WHAT IS NEEDED:
Reproduce every one of the following lines word for word.

Records from a data collection
★ ★ ★ ★
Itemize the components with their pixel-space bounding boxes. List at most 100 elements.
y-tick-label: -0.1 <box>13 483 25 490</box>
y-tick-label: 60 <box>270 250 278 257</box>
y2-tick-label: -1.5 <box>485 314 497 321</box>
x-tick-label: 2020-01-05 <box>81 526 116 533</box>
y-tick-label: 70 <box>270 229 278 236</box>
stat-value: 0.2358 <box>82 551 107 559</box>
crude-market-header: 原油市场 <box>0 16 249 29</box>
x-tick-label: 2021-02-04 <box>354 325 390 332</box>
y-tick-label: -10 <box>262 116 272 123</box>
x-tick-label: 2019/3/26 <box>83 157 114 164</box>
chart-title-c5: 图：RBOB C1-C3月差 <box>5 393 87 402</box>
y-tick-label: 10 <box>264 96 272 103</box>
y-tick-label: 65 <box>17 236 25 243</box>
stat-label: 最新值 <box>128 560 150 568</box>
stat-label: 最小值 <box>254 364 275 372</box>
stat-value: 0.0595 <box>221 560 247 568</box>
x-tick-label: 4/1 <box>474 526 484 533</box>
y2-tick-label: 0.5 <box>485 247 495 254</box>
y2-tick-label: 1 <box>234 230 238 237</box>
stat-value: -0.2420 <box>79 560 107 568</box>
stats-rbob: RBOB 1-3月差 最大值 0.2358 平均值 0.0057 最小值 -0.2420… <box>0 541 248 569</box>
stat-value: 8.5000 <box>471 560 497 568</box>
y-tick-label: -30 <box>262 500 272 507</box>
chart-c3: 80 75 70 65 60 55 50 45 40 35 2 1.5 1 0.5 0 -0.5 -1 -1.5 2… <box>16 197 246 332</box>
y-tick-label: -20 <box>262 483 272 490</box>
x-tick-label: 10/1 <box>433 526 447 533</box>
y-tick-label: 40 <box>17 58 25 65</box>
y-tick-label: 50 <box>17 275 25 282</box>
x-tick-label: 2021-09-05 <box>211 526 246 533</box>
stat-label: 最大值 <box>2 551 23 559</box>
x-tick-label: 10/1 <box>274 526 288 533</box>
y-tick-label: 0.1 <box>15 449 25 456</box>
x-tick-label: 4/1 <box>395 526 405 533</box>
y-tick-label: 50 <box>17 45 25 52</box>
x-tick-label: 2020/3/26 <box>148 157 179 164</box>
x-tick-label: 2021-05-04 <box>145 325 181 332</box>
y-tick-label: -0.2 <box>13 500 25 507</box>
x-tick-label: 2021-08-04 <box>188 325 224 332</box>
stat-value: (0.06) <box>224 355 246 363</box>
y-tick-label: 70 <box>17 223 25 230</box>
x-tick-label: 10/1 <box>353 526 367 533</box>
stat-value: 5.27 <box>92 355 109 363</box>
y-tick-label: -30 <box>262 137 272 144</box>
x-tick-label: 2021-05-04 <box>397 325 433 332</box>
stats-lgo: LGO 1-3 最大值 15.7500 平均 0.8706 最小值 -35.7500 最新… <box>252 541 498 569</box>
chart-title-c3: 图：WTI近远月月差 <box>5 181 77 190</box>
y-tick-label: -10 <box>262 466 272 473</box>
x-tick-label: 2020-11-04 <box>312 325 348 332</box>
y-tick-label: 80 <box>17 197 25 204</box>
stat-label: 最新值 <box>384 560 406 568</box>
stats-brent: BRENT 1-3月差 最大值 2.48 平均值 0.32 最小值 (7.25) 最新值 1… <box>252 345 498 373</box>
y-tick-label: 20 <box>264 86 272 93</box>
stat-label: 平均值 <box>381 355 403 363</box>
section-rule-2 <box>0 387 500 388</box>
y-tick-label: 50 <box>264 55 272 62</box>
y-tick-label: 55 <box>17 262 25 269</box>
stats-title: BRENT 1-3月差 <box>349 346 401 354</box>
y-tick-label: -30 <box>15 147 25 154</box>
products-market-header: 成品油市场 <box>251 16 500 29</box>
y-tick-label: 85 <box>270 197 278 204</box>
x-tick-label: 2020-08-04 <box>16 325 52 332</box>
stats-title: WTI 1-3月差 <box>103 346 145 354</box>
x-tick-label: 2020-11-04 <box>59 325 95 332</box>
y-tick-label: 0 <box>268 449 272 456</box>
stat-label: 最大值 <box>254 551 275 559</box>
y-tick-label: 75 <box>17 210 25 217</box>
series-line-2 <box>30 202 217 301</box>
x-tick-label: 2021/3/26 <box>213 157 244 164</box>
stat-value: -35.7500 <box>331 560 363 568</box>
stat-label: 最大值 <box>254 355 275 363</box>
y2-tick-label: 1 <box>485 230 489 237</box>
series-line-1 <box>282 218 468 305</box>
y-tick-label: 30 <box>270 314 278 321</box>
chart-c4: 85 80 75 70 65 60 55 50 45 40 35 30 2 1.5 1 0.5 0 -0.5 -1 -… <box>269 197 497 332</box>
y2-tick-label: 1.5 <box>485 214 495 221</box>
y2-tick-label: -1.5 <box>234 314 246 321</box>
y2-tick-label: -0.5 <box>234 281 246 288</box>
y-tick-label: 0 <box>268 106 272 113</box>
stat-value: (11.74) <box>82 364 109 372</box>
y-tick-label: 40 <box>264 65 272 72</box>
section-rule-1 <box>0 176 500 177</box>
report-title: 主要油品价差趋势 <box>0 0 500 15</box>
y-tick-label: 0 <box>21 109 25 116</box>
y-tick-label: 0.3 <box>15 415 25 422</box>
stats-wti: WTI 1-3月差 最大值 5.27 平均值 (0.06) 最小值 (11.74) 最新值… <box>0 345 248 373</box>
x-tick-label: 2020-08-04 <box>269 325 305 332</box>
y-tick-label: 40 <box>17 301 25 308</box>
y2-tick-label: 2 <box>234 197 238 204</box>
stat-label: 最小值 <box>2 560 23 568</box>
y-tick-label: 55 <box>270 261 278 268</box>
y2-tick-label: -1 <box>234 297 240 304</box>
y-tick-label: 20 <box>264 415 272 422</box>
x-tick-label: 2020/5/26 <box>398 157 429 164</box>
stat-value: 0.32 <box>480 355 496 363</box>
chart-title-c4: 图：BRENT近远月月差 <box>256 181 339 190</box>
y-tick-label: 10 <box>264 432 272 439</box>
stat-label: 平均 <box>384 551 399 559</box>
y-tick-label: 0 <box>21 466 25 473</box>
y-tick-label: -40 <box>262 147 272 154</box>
★ ★ ★ ★
COMPLETED TASK:
Itemize the components with their pixel-space bounding boxes. List at most 100 elements.
y-tick-label: -0.1 <box>13 483 25 490</box>
y-tick-label: 60 <box>270 250 278 257</box>
y2-tick-label: -1.5 <box>485 314 497 321</box>
x-tick-label: 2020-01-05 <box>81 526 116 533</box>
y-tick-label: 70 <box>270 229 278 236</box>
stat-value: 0.2358 <box>82 551 107 559</box>
crude-market-header: 原油市场 <box>0 16 249 29</box>
x-tick-label: 2021-02-04 <box>354 325 390 332</box>
y-tick-label: -10 <box>262 116 272 123</box>
x-tick-label: 2019/3/26 <box>83 157 114 164</box>
chart-title-c5: 图：RBOB C1-C3月差 <box>5 393 87 402</box>
y-tick-label: 10 <box>264 96 272 103</box>
y-tick-label: 65 <box>17 236 25 243</box>
stat-label: 最新值 <box>128 560 150 568</box>
stat-label: 最小值 <box>254 364 275 372</box>
stat-value: 0.0595 <box>221 560 247 568</box>
x-tick-label: 4/1 <box>474 526 484 533</box>
y2-tick-label: 0.5 <box>485 247 495 254</box>
y2-tick-label: 1 <box>234 230 238 237</box>
stat-value: -0.2420 <box>79 560 107 568</box>
stats-rbob: RBOB 1-3月差 最大值 0.2358 平均值 0.0057 最小值 -0.2420… <box>0 541 248 569</box>
stat-value: 8.5000 <box>471 560 497 568</box>
y-tick-label: -30 <box>262 500 272 507</box>
chart-c3: 80 75 70 65 60 55 50 45 40 35 2 1.5 1 0.5 0 -0.5 -1 -1.5 2… <box>16 197 246 332</box>
y-tick-label: -20 <box>262 483 272 490</box>
x-tick-label: 10/1 <box>433 526 447 533</box>
y-tick-label: 40 <box>17 58 25 65</box>
y-tick-label: 50 <box>17 275 25 282</box>
x-tick-label: 2021-09-05 <box>211 526 246 533</box>
stat-label: 最大值 <box>2 551 23 559</box>
x-tick-label: 10/1 <box>274 526 288 533</box>
y-tick-label: 0.1 <box>15 449 25 456</box>
x-tick-label: 4/1 <box>395 526 405 533</box>
y-tick-label: 50 <box>17 45 25 52</box>
x-tick-label: 2020/3/26 <box>148 157 179 164</box>
x-tick-label: 2021-05-04 <box>145 325 181 332</box>
y-tick-label: -0.2 <box>13 500 25 507</box>
x-tick-label: 2021-08-04 <box>188 325 224 332</box>
stat-value: (0.06) <box>224 355 246 363</box>
y-tick-label: 70 <box>17 223 25 230</box>
x-tick-label: 10/1 <box>353 526 367 533</box>
stat-value: 5.27 <box>92 355 109 363</box>
y-tick-label: -30 <box>262 137 272 144</box>
x-tick-label: 2021-05-04 <box>397 325 433 332</box>
stats-lgo: LGO 1-3 最大值 15.7500 平均 0.8706 最小值 -35.7500 最新… <box>252 541 498 569</box>
chart-title-c3: 图：WTI近远月月差 <box>5 181 77 190</box>
y-tick-label: -10 <box>262 466 272 473</box>
x-tick-label: 2020-11-04 <box>312 325 348 332</box>
y-tick-label: 80 <box>17 197 25 204</box>
stat-label: 最新值 <box>384 560 406 568</box>
stats-brent: BRENT 1-3月差 最大值 2.48 平均值 0.32 最小值 (7.25) 最新值 1… <box>252 345 498 373</box>
y-tick-label: 20 <box>264 86 272 93</box>
stat-label: 平均值 <box>381 355 403 363</box>
section-rule-2 <box>0 387 500 388</box>
y-tick-label: 50 <box>264 55 272 62</box>
y-tick-label: 55 <box>17 262 25 269</box>
stats-title: BRENT 1-3月差 <box>349 346 401 354</box>
y-tick-label: -30 <box>15 147 25 154</box>
products-market-header: 成品油市场 <box>251 16 500 29</box>
y-tick-label: 85 <box>270 197 278 204</box>
x-tick-label: 2020-08-04 <box>16 325 52 332</box>
stats-title: WTI 1-3月差 <box>103 346 145 354</box>
x-tick-label: 2020-11-04 <box>59 325 95 332</box>
y-tick-label: 0 <box>268 449 272 456</box>
stat-label: 最大值 <box>254 551 275 559</box>
y-tick-label: 75 <box>17 210 25 217</box>
series-line-2 <box>30 202 217 301</box>
x-tick-label: 2021/3/26 <box>213 157 244 164</box>
stat-value: -35.7500 <box>331 560 363 568</box>
stat-label: 最大值 <box>254 355 275 363</box>
y2-tick-label: 1 <box>485 230 489 237</box>
series-line-1 <box>282 218 468 305</box>
y-tick-label: 30 <box>270 314 278 321</box>
chart-c4: 85 80 75 70 65 60 55 50 45 40 35 30 2 1.5 1 0.5 0 -0.5 -1 -… <box>269 197 497 332</box>
y2-tick-label: 1.5 <box>485 214 495 221</box>
y2-tick-label: -1.5 <box>234 314 246 321</box>
y2-tick-label: -0.5 <box>234 281 246 288</box>
y-tick-label: 0 <box>268 106 272 113</box>
stat-value: (11.74) <box>82 364 109 372</box>
y-tick-label: 40 <box>264 65 272 72</box>
section-rule-1 <box>0 176 500 177</box>
report-title: 主要油品价差趋势 <box>0 0 500 15</box>
y-tick-label: 0 <box>21 109 25 116</box>
y-tick-label: 0.3 <box>15 415 25 422</box>
stats-wti: WTI 1-3月差 最大值 5.27 平均值 (0.06) 最小值 (11.74) 最新值… <box>0 345 248 373</box>
x-tick-label: 2020-08-04 <box>269 325 305 332</box>
y-tick-label: 40 <box>17 301 25 308</box>
y2-tick-label: 2 <box>234 197 238 204</box>
stat-label: 最小值 <box>2 560 23 568</box>
y-tick-label: 55 <box>270 261 278 268</box>
y2-tick-label: -1 <box>234 297 240 304</box>
y-tick-label: 20 <box>264 415 272 422</box>
x-tick-label: 2020/5/26 <box>398 157 429 164</box>
stat-value: 0.32 <box>480 355 496 363</box>
chart-title-c4: 图：BRENT近远月月差 <box>256 181 339 190</box>
y-tick-label: 10 <box>264 432 272 439</box>
stat-label: 平均 <box>384 551 399 559</box>
y-tick-label: 0 <box>21 466 25 473</box>
y-tick-label: -40 <box>262 147 272 154</box>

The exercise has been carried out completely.